Collected data entries
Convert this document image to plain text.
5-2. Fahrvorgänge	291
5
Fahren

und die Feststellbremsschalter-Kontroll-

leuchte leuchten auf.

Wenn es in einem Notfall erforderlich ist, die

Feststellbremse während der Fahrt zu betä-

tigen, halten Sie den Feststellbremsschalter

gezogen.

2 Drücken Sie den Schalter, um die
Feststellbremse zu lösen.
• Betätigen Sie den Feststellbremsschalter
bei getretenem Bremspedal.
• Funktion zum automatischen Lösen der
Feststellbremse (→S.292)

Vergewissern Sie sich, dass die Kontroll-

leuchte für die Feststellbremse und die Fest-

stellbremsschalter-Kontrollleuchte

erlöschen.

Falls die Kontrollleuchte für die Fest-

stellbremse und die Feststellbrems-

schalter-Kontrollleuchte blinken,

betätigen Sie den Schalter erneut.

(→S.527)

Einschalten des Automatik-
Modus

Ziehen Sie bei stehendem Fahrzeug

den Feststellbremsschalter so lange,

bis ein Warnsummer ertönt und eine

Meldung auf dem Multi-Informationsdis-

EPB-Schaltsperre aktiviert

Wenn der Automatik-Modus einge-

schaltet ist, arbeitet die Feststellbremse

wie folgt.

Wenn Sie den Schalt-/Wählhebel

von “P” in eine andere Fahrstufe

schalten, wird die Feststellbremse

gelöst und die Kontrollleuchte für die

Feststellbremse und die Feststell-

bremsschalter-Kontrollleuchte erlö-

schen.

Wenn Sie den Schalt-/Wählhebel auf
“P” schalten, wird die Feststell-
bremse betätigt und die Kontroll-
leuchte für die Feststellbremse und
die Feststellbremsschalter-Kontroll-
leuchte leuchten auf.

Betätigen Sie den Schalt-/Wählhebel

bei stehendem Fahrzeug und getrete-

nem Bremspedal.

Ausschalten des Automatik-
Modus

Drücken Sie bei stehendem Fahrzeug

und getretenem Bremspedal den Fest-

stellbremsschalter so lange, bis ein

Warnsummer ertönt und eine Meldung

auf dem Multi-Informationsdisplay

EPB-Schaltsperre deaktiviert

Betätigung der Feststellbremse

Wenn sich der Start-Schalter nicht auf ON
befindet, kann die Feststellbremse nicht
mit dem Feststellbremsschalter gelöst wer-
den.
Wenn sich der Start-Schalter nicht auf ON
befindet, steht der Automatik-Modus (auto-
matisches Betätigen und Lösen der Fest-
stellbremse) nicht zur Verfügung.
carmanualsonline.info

#### Your instructions
Each line must be given again exactly as written above.

#### Completed exercise
Convert this document image to plain text.
5-2. Fahrvorgänge	291
5
Fahren

und die Feststellbremsschalter-Kontroll-

leuchte leuchten auf.

Wenn es in einem Notfall erforderlich ist, die

Feststellbremse während der Fahrt zu betä-

tigen, halten Sie den Feststellbremsschalter

gezogen.

2 Drücken Sie den Schalter, um die
Feststellbremse zu lösen.
• Betätigen Sie den Feststellbremsschalter
bei getretenem Bremspedal.
• Funktion zum automatischen Lösen der
Feststellbremse (→S.292)

Vergewissern Sie sich, dass die Kontroll-

leuchte für die Feststellbremse und die Fest-

stellbremsschalter-Kontrollleuchte

erlöschen.

Falls die Kontrollleuchte für die Fest-

stellbremse und die Feststellbrems-

schalter-Kontrollleuchte blinken,

betätigen Sie den Schalter erneut.

(→S.527)

Einschalten des Automatik-
Modus

Ziehen Sie bei stehendem Fahrzeug

den Feststellbremsschalter so lange,

bis ein Warnsummer ertönt und eine

Meldung auf dem Multi-Informationsdis-

EPB-Schaltsperre aktiviert

Wenn der Automatik-Modus einge-

schaltet ist, arbeitet die Feststellbremse

wie folgt.

Wenn Sie den Schalt-/Wählhebel

von “P” in eine andere Fahrstufe

schalten, wird die Feststellbremse

gelöst und die Kontrollleuchte für die

Feststellbremse und die Feststell-

bremsschalter-Kontrollleuchte erlö-

schen.

Wenn Sie den Schalt-/Wählhebel auf
“P” schalten, wird die Feststell-
bremse betätigt und die Kontroll-
leuchte für die Feststellbremse und
die Feststellbremsschalter-Kontroll-
leuchte leuchten auf.

Betätigen Sie den Schalt-/Wählhebel

bei stehendem Fahrzeug und getrete-

nem Bremspedal.

Ausschalten des Automatik-
Modus

Drücken Sie bei stehendem Fahrzeug

und getretenem Bremspedal den Fest-

stellbremsschalter so lange, bis ein

Warnsummer ertönt und eine Meldung

auf dem Multi-Informationsdisplay

EPB-Schaltsperre deaktiviert

Betätigung der Feststellbremse

Wenn sich der Start-Schalter nicht auf ON
befindet, kann die Feststellbremse nicht
mit dem Feststellbremsschalter gelöst wer-
den.
Wenn sich der Start-Schalter nicht auf ON
befindet, steht der Automatik-Modus (auto-
matisches Betätigen und Lösen der Fest-
stellbremse) nicht zur Verfügung.
carmanualsonline.info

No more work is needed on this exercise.